* [Task goal]: Set the listing down again in full, word for word, with the pictures left out.

-- Begin Material to process --

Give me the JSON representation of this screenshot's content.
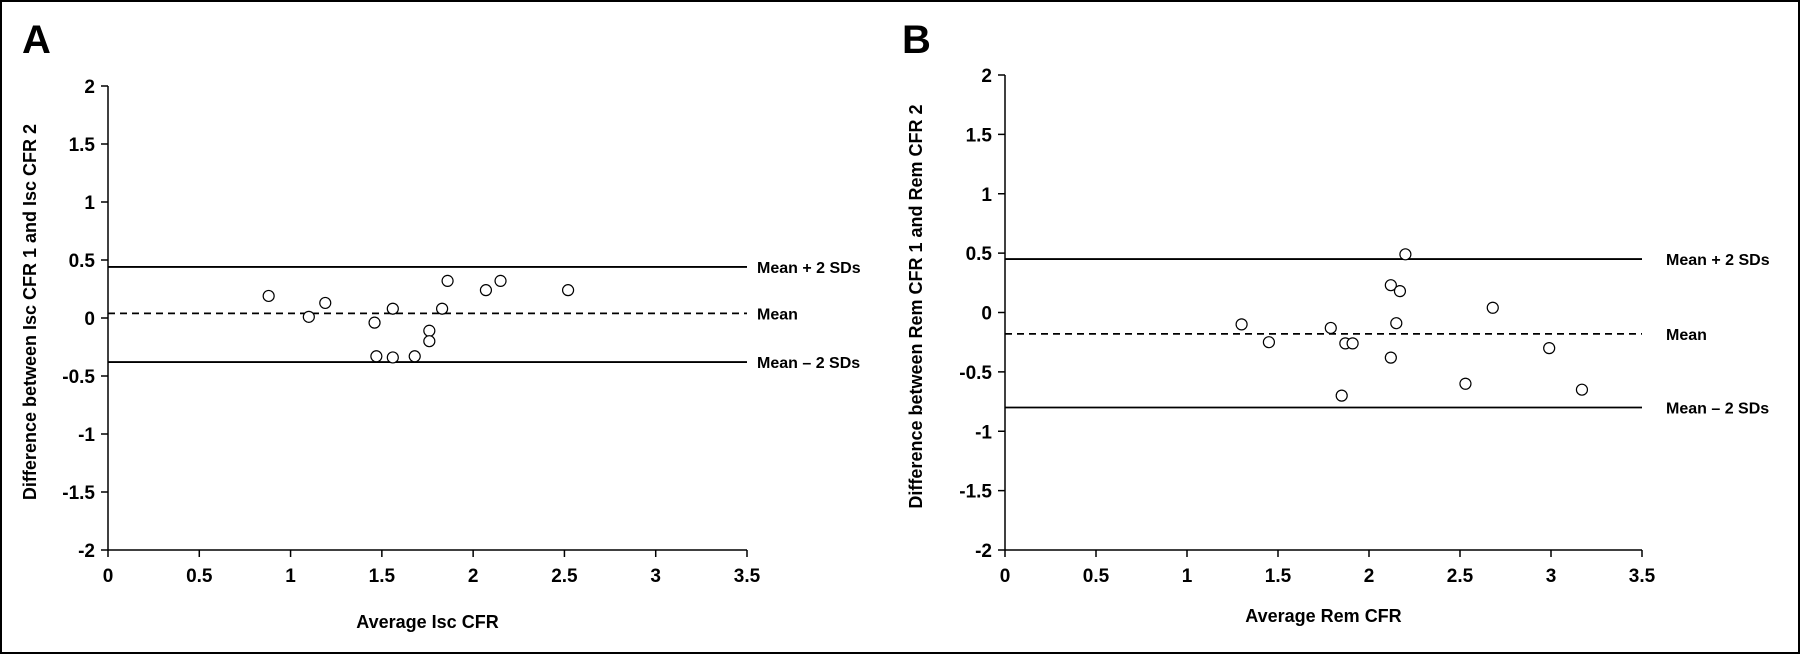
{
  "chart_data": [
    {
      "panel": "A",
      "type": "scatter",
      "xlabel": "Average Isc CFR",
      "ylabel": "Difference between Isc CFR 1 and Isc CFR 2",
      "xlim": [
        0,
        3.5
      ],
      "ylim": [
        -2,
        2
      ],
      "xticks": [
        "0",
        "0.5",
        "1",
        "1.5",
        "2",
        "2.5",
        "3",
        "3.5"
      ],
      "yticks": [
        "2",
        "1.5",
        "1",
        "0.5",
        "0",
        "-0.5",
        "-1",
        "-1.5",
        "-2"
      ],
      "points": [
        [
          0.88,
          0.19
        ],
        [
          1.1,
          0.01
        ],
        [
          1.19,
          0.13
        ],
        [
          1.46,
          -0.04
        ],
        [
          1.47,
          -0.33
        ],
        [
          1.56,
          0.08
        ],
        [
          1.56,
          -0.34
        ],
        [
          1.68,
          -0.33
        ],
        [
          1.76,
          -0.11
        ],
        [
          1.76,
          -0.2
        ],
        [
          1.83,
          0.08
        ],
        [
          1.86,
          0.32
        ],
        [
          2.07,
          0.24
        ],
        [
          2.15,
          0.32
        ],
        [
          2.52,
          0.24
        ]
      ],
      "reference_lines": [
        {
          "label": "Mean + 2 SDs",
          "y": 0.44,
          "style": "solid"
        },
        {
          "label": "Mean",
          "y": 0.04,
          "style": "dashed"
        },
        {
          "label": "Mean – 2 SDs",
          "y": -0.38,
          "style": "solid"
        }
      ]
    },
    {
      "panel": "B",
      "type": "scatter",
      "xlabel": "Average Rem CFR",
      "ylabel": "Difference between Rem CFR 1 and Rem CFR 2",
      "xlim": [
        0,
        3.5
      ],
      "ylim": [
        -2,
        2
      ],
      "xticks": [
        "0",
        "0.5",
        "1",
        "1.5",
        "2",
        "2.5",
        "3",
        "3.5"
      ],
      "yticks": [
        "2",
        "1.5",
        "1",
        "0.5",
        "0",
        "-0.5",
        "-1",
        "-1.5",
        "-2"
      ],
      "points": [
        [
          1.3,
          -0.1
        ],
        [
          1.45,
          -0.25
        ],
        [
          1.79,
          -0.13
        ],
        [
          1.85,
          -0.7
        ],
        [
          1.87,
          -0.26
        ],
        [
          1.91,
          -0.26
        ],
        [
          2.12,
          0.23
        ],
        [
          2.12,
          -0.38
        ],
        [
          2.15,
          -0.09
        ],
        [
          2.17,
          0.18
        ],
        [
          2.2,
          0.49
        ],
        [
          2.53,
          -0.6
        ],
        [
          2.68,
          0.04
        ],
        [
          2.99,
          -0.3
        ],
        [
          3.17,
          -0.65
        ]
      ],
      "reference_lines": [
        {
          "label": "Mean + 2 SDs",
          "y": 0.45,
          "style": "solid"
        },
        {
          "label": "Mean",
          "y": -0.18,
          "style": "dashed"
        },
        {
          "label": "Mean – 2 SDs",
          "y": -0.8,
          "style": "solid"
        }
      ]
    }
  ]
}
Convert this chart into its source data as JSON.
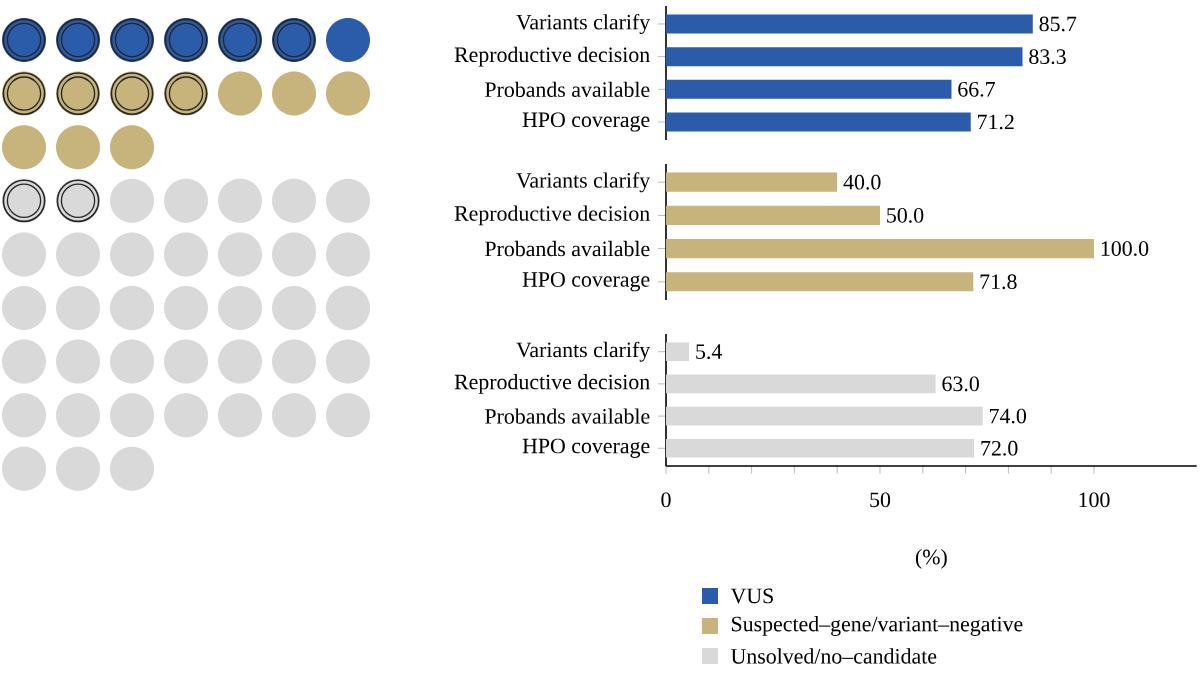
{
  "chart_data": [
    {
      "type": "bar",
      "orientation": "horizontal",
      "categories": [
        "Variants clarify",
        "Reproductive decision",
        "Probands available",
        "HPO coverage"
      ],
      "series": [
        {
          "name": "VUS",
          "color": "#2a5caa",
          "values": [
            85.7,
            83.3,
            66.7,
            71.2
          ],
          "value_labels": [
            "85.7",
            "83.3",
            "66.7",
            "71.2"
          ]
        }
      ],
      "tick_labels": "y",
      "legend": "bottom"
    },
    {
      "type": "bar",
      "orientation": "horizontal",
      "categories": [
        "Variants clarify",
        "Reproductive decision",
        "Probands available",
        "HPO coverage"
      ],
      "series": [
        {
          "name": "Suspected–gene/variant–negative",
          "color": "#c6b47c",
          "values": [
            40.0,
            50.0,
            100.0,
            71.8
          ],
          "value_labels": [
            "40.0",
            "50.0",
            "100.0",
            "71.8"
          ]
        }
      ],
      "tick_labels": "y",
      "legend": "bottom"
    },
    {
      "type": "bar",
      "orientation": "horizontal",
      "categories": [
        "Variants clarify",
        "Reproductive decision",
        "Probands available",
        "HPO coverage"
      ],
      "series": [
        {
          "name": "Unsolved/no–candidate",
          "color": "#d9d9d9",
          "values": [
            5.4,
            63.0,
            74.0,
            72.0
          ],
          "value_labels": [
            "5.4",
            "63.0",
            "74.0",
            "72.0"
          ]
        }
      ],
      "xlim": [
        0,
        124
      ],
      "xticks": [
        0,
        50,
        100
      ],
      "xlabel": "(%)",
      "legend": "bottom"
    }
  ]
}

-- End Material to process --

* [Answer to this exercise]:
Give me the JSON representation of this screenshot's content.
{
  "chart_data": [
    {
      "panel": "A",
      "type": "scatter",
      "xlabel": "Average Isc CFR",
      "ylabel": "Difference between Isc CFR 1 and Isc CFR 2",
      "xlim": [
        0,
        3.5
      ],
      "ylim": [
        -2,
        2
      ],
      "xticks": [
        "0",
        "0.5",
        "1",
        "1.5",
        "2",
        "2.5",
        "3",
        "3.5"
      ],
      "yticks": [
        "2",
        "1.5",
        "1",
        "0.5",
        "0",
        "-0.5",
        "-1",
        "-1.5",
        "-2"
      ],
      "points": [
        [
          0.88,
          0.19
        ],
        [
          1.1,
          0.01
        ],
        [
          1.19,
          0.13
        ],
        [
          1.46,
          -0.04
        ],
        [
          1.47,
          -0.33
        ],
        [
          1.56,
          0.08
        ],
        [
          1.56,
          -0.34
        ],
        [
          1.68,
          -0.33
        ],
        [
          1.76,
          -0.11
        ],
        [
          1.76,
          -0.2
        ],
        [
          1.83,
          0.08
        ],
        [
          1.86,
          0.32
        ],
        [
          2.07,
          0.24
        ],
        [
          2.15,
          0.32
        ],
        [
          2.52,
          0.24
        ]
      ],
      "reference_lines": [
        {
          "label": "Mean + 2 SDs",
          "y": 0.44,
          "style": "solid"
        },
        {
          "label": "Mean",
          "y": 0.04,
          "style": "dashed"
        },
        {
          "label": "Mean – 2 SDs",
          "y": -0.38,
          "style": "solid"
        }
      ]
    },
    {
      "panel": "B",
      "type": "scatter",
      "xlabel": "Average Rem CFR",
      "ylabel": "Difference between Rem CFR 1 and Rem CFR 2",
      "xlim": [
        0,
        3.5
      ],
      "ylim": [
        -2,
        2
      ],
      "xticks": [
        "0",
        "0.5",
        "1",
        "1.5",
        "2",
        "2.5",
        "3",
        "3.5"
      ],
      "yticks": [
        "2",
        "1.5",
        "1",
        "0.5",
        "0",
        "-0.5",
        "-1",
        "-1.5",
        "-2"
      ],
      "points": [
        [
          1.3,
          -0.1
        ],
        [
          1.45,
          -0.25
        ],
        [
          1.79,
          -0.13
        ],
        [
          1.85,
          -0.7
        ],
        [
          1.87,
          -0.26
        ],
        [
          1.91,
          -0.26
        ],
        [
          2.12,
          0.23
        ],
        [
          2.12,
          -0.38
        ],
        [
          2.15,
          -0.09
        ],
        [
          2.17,
          0.18
        ],
        [
          2.2,
          0.49
        ],
        [
          2.53,
          -0.6
        ],
        [
          2.68,
          0.04
        ],
        [
          2.99,
          -0.3
        ],
        [
          3.17,
          -0.65
        ]
      ],
      "reference_lines": [
        {
          "label": "Mean + 2 SDs",
          "y": 0.45,
          "style": "solid"
        },
        {
          "label": "Mean",
          "y": -0.18,
          "style": "dashed"
        },
        {
          "label": "Mean – 2 SDs",
          "y": -0.8,
          "style": "solid"
        }
      ]
    }
  ]
}
Convert this chart into its source data as JSON.
{
  "chart_data": [
    {
      "type": "bar",
      "orientation": "horizontal",
      "categories": [
        "Variants clarify",
        "Reproductive decision",
        "Probands available",
        "HPO coverage"
      ],
      "series": [
        {
          "name": "VUS",
          "color": "#2a5caa",
          "values": [
            85.7,
            83.3,
            66.7,
            71.2
          ],
          "value_labels": [
            "85.7",
            "83.3",
            "66.7",
            "71.2"
          ]
        }
      ],
      "tick_labels": "y",
      "legend": "bottom"
    },
    {
      "type": "bar",
      "orientation": "horizontal",
      "categories": [
        "Variants clarify",
        "Reproductive decision",
        "Probands available",
        "HPO coverage"
      ],
      "series": [
        {
          "name": "Suspected–gene/variant–negative",
          "color": "#c6b47c",
          "values": [
            40.0,
            50.0,
            100.0,
            71.8
          ],
          "value_labels": [
            "40.0",
            "50.0",
            "100.0",
            "71.8"
          ]
        }
      ],
      "tick_labels": "y",
      "legend": "bottom"
    },
    {
      "type": "bar",
      "orientation": "horizontal",
      "categories": [
        "Variants clarify",
        "Reproductive decision",
        "Probands available",
        "HPO coverage"
      ],
      "series": [
        {
          "name": "Unsolved/no–candidate",
          "color": "#d9d9d9",
          "values": [
            5.4,
            63.0,
            74.0,
            72.0
          ],
          "value_labels": [
            "5.4",
            "63.0",
            "74.0",
            "72.0"
          ]
        }
      ],
      "xlim": [
        0,
        124
      ],
      "xticks": [
        0,
        50,
        100
      ],
      "xlabel": "(%)",
      "legend": "bottom"
    }
  ]
}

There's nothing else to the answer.